Work to be completed -> Repeat the records below exactly as they appear.

Supplied data ->
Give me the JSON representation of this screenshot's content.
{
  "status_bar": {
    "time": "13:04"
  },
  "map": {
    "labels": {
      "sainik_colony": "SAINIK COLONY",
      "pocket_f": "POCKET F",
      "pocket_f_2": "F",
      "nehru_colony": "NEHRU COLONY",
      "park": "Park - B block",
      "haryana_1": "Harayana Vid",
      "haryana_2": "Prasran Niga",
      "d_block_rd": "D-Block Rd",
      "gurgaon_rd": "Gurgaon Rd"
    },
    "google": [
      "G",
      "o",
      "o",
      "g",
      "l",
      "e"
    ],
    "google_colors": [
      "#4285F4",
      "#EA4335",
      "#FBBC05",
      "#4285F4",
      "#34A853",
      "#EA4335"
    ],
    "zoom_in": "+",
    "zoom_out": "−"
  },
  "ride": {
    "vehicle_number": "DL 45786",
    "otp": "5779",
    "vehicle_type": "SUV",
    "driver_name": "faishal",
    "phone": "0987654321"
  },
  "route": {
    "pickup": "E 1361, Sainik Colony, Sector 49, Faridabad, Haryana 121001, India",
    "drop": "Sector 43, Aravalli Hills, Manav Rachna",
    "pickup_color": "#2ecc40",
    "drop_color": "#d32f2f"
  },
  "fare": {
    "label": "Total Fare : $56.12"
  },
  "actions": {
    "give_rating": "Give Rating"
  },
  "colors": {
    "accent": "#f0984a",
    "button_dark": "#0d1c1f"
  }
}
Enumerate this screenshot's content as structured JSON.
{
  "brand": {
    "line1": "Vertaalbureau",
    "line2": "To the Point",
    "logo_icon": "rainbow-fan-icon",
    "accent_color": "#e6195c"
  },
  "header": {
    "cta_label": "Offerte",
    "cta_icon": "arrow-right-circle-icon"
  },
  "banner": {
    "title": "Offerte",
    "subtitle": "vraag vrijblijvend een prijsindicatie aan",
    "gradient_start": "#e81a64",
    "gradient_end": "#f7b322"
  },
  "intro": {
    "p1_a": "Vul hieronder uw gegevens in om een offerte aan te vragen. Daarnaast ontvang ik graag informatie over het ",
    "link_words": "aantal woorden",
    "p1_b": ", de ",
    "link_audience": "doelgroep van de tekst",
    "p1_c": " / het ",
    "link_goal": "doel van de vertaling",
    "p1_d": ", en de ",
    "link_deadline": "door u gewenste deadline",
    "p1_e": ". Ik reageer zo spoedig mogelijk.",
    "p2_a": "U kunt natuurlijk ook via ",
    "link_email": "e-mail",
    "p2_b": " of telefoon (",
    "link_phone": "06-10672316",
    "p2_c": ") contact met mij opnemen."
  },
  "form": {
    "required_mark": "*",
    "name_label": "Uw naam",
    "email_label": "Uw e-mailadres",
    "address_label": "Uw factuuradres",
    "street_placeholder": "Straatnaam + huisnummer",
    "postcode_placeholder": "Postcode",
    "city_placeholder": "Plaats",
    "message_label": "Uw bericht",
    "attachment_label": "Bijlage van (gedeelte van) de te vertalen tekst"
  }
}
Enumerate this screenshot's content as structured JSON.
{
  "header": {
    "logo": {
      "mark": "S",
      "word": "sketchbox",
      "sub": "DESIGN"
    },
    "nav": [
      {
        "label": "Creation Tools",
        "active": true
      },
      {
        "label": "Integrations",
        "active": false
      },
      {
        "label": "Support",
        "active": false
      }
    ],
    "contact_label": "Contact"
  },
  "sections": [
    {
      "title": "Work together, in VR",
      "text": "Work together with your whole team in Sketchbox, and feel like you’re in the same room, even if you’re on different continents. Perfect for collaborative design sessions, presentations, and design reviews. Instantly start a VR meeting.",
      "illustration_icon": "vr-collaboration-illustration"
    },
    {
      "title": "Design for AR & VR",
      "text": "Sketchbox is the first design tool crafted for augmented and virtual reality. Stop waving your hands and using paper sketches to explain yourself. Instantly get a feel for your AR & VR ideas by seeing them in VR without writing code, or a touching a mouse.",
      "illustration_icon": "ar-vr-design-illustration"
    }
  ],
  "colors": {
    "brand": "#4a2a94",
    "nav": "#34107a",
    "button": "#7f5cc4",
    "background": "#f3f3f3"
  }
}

Written answer ->
Give me the JSON representation of this screenshot's content.
{
  "status_bar": {
    "time": "13:04"
  },
  "map": {
    "labels": {
      "sainik_colony": "SAINIK COLONY",
      "pocket_f": "POCKET F",
      "pocket_f_2": "F",
      "nehru_colony": "NEHRU COLONY",
      "park": "Park - B block",
      "haryana_1": "Harayana Vid",
      "haryana_2": "Prasran Niga",
      "d_block_rd": "D-Block Rd",
      "gurgaon_rd": "Gurgaon Rd"
    },
    "google": [
      "G",
      "o",
      "o",
      "g",
      "l",
      "e"
    ],
    "google_colors": [
      "#4285F4",
      "#EA4335",
      "#FBBC05",
      "#4285F4",
      "#34A853",
      "#EA4335"
    ],
    "zoom_in": "+",
    "zoom_out": "−"
  },
  "ride": {
    "vehicle_number": "DL 45786",
    "otp": "5779",
    "vehicle_type": "SUV",
    "driver_name": "faishal",
    "phone": "0987654321"
  },
  "route": {
    "pickup": "E 1361, Sainik Colony, Sector 49, Faridabad, Haryana 121001, India",
    "drop": "Sector 43, Aravalli Hills, Manav Rachna",
    "pickup_color": "#2ecc40",
    "drop_color": "#d32f2f"
  },
  "fare": {
    "label": "Total Fare : $56.12"
  },
  "actions": {
    "give_rating": "Give Rating"
  },
  "colors": {
    "accent": "#f0984a",
    "button_dark": "#0d1c1f"
  }
}
Enumerate this screenshot's content as structured JSON.
{
  "brand": {
    "line1": "Vertaalbureau",
    "line2": "To the Point",
    "logo_icon": "rainbow-fan-icon",
    "accent_color": "#e6195c"
  },
  "header": {
    "cta_label": "Offerte",
    "cta_icon": "arrow-right-circle-icon"
  },
  "banner": {
    "title": "Offerte",
    "subtitle": "vraag vrijblijvend een prijsindicatie aan",
    "gradient_start": "#e81a64",
    "gradient_end": "#f7b322"
  },
  "intro": {
    "p1_a": "Vul hieronder uw gegevens in om een offerte aan te vragen. Daarnaast ontvang ik graag informatie over het ",
    "link_words": "aantal woorden",
    "p1_b": ", de ",
    "link_audience": "doelgroep van de tekst",
    "p1_c": " / het ",
    "link_goal": "doel van de vertaling",
    "p1_d": ", en de ",
    "link_deadline": "door u gewenste deadline",
    "p1_e": ". Ik reageer zo spoedig mogelijk.",
    "p2_a": "U kunt natuurlijk ook via ",
    "link_email": "e-mail",
    "p2_b": " of telefoon (",
    "link_phone": "06-10672316",
    "p2_c": ") contact met mij opnemen."
  },
  "form": {
    "required_mark": "*",
    "name_label": "Uw naam",
    "email_label": "Uw e-mailadres",
    "address_label": "Uw factuuradres",
    "street_placeholder": "Straatnaam + huisnummer",
    "postcode_placeholder": "Postcode",
    "city_placeholder": "Plaats",
    "message_label": "Uw bericht",
    "attachment_label": "Bijlage van (gedeelte van) de te vertalen tekst"
  }
}
Enumerate this screenshot's content as structured JSON.
{
  "header": {
    "logo": {
      "mark": "S",
      "word": "sketchbox",
      "sub": "DESIGN"
    },
    "nav": [
      {
        "label": "Creation Tools",
        "active": true
      },
      {
        "label": "Integrations",
        "active": false
      },
      {
        "label": "Support",
        "active": false
      }
    ],
    "contact_label": "Contact"
  },
  "sections": [
    {
      "title": "Work together, in VR",
      "text": "Work together with your whole team in Sketchbox, and feel like you’re in the same room, even if you’re on different continents. Perfect for collaborative design sessions, presentations, and design reviews. Instantly start a VR meeting.",
      "illustration_icon": "vr-collaboration-illustration"
    },
    {
      "title": "Design for AR & VR",
      "text": "Sketchbox is the first design tool crafted for augmented and virtual reality. Stop waving your hands and using paper sketches to explain yourself. Instantly get a feel for your AR & VR ideas by seeing them in VR without writing code, or a touching a mouse.",
      "illustration_icon": "ar-vr-design-illustration"
    }
  ],
  "colors": {
    "brand": "#4a2a94",
    "nav": "#34107a",
    "button": "#7f5cc4",
    "background": "#f3f3f3"
  }
}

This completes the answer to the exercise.